[Data records]
────

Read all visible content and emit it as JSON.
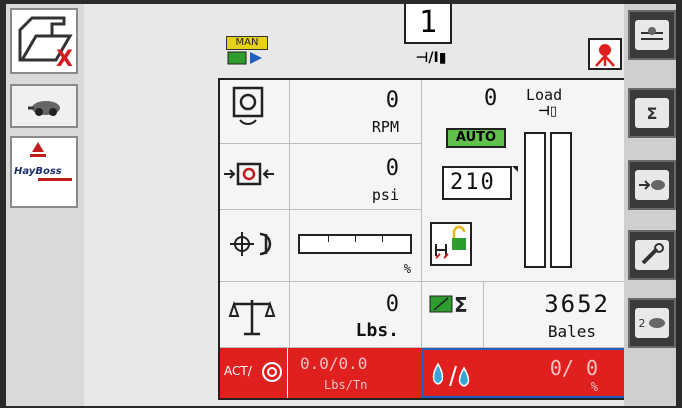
{
  "header": {
    "man_label": "MAN",
    "bale_count_label": "1",
    "bale_count_sub": "⊣/Ⅰ▮"
  },
  "left_buttons": [
    {
      "name": "folder-delete",
      "label": "X"
    },
    {
      "name": "speed"
    },
    {
      "name": "hayboss-logo",
      "label": "HayBoss"
    }
  ],
  "right_buttons": [
    {
      "name": "auto-tie"
    },
    {
      "name": "bale-total",
      "label": "Σ"
    },
    {
      "name": "machine-settings"
    },
    {
      "name": "wrench"
    },
    {
      "name": "second-bale",
      "label": "2"
    }
  ],
  "rpm": {
    "value": "0",
    "unit": "RPM"
  },
  "pressure": {
    "value": "0",
    "unit": "psi"
  },
  "moisture_bar": {
    "unit": "%",
    "level": 0
  },
  "load": {
    "value": "0",
    "label": "Load",
    "sub": "⊣▯",
    "mode": "AUTO",
    "setpoint": "210"
  },
  "weight": {
    "value": "0",
    "unit": "Lbs."
  },
  "bales": {
    "value": "3652",
    "unit": "Bales"
  },
  "act_rate": {
    "label": "ACT/",
    "value": "0.0/0.0",
    "unit": "Lbs/Tn"
  },
  "preservative": {
    "value": "0/ 0",
    "unit": "%"
  },
  "colors": {
    "red": "#e01f1f",
    "blue": "#1f5fbf",
    "green": "#33aa33",
    "panel": "#f5f5f5"
  }
}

────

» **Exercise requirements**:
Pictures don't belong in the copy. Transcribe every record exactly as it appears.

» **Solved exercise**:
Read all visible content and emit it as JSON.
{
  "header": {
    "man_label": "MAN",
    "bale_count_label": "1",
    "bale_count_sub": "⊣/Ⅰ▮"
  },
  "left_buttons": [
    {
      "name": "folder-delete",
      "label": "X"
    },
    {
      "name": "speed"
    },
    {
      "name": "hayboss-logo",
      "label": "HayBoss"
    }
  ],
  "right_buttons": [
    {
      "name": "auto-tie"
    },
    {
      "name": "bale-total",
      "label": "Σ"
    },
    {
      "name": "machine-settings"
    },
    {
      "name": "wrench"
    },
    {
      "name": "second-bale",
      "label": "2"
    }
  ],
  "rpm": {
    "value": "0",
    "unit": "RPM"
  },
  "pressure": {
    "value": "0",
    "unit": "psi"
  },
  "moisture_bar": {
    "unit": "%",
    "level": 0
  },
  "load": {
    "value": "0",
    "label": "Load",
    "sub": "⊣▯",
    "mode": "AUTO",
    "setpoint": "210"
  },
  "weight": {
    "value": "0",
    "unit": "Lbs."
  },
  "bales": {
    "value": "3652",
    "unit": "Bales"
  },
  "act_rate": {
    "label": "ACT/",
    "value": "0.0/0.0",
    "unit": "Lbs/Tn"
  },
  "preservative": {
    "value": "0/ 0",
    "unit": "%"
  },
  "colors": {
    "red": "#e01f1f",
    "blue": "#1f5fbf",
    "green": "#33aa33",
    "panel": "#f5f5f5"
  }
}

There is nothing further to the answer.